Exercise prompt -> Copy out each line of the material in which the word "Bartsch" appears.

Provided data ->

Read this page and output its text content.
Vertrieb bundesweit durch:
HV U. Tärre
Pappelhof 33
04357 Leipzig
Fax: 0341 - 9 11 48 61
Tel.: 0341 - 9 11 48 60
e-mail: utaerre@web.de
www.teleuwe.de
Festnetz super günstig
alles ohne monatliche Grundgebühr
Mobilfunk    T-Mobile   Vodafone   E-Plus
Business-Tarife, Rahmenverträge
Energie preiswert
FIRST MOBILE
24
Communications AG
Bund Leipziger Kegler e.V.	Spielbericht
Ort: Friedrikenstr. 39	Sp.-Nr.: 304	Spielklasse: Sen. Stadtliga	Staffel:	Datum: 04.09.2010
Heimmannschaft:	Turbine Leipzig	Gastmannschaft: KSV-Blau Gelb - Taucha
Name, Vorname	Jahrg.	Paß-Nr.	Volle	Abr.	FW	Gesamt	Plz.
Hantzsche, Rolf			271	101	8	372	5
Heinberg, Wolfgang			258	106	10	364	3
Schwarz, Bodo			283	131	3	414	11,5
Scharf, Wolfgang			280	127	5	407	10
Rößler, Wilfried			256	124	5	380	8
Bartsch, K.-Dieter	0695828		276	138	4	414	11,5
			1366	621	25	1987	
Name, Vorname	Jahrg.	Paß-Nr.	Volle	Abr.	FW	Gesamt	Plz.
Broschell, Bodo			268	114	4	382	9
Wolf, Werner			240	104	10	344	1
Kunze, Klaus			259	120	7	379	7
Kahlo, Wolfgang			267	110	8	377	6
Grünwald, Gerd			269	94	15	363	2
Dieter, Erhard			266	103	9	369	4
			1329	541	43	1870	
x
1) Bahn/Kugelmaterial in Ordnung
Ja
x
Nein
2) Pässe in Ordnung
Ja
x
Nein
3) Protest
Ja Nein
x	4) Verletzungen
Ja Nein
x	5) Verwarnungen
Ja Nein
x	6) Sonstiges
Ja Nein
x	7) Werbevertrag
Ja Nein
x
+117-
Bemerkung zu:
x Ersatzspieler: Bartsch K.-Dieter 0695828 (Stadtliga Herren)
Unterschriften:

Result ->
Bartsch, K.-Dieter	0695828		276	138	4	414	11,5
x Ersatzspieler: Bartsch K.-Dieter 0695828 (Stadtliga Herren)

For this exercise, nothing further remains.